Description of the task - Give back only the lines from the one with "Read out every word on this page." through the last line of the data, exactly as they appear.

Dataset items
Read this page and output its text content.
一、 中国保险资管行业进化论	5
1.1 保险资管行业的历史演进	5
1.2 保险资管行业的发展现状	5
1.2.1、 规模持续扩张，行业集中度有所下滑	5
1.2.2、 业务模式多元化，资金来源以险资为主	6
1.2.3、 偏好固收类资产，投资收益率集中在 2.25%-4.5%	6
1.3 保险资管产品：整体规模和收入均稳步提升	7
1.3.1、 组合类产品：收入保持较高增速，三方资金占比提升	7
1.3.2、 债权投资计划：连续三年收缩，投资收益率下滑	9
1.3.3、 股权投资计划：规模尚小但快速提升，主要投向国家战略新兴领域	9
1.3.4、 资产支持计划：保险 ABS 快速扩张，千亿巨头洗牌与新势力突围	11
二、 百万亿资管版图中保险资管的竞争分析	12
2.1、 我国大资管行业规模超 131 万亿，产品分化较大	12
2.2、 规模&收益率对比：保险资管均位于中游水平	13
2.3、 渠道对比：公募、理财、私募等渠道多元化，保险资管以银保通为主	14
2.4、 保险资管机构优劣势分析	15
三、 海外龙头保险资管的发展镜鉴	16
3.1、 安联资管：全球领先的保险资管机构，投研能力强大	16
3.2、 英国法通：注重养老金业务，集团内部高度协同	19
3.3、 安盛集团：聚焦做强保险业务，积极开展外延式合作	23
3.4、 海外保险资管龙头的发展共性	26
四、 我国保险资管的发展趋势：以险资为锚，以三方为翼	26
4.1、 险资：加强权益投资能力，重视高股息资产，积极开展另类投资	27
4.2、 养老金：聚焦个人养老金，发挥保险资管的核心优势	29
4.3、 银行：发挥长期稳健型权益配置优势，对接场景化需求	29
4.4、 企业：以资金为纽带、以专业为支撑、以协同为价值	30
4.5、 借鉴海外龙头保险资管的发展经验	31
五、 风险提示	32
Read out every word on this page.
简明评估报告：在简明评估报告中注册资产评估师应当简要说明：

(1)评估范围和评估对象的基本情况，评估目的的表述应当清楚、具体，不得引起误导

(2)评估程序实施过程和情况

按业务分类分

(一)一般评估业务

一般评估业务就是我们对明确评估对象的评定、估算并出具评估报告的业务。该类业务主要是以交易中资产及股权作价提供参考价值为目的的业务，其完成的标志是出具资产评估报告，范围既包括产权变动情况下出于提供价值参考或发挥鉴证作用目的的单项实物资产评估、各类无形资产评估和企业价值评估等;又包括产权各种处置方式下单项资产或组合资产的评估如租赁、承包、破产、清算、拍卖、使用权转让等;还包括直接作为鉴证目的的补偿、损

Correct response -
Read out every word on this page.
简明评估报告：在简明评估报告中注册资产评估师应当简要说明：

(1)评估范围和评估对象的基本情况，评估目的的表述应当清楚、具体，不得引起误导

(2)评估程序实施过程和情况

按业务分类分

(一)一般评估业务

一般评估业务就是我们对明确评估对象的评定、估算并出具评估报告的业务。该类业务主要是以交易中资产及股权作价提供参考价值为目的的业务，其完成的标志是出具资产评估报告，范围既包括产权变动情况下出于提供价值参考或发挥鉴证作用目的的单项实物资产评估、各类无形资产评估和企业价值评估等;又包括产权各种处置方式下单项资产或组合资产的评估如租赁、承包、破产、清算、拍卖、使用权转让等;还包括直接作为鉴证目的的补偿、损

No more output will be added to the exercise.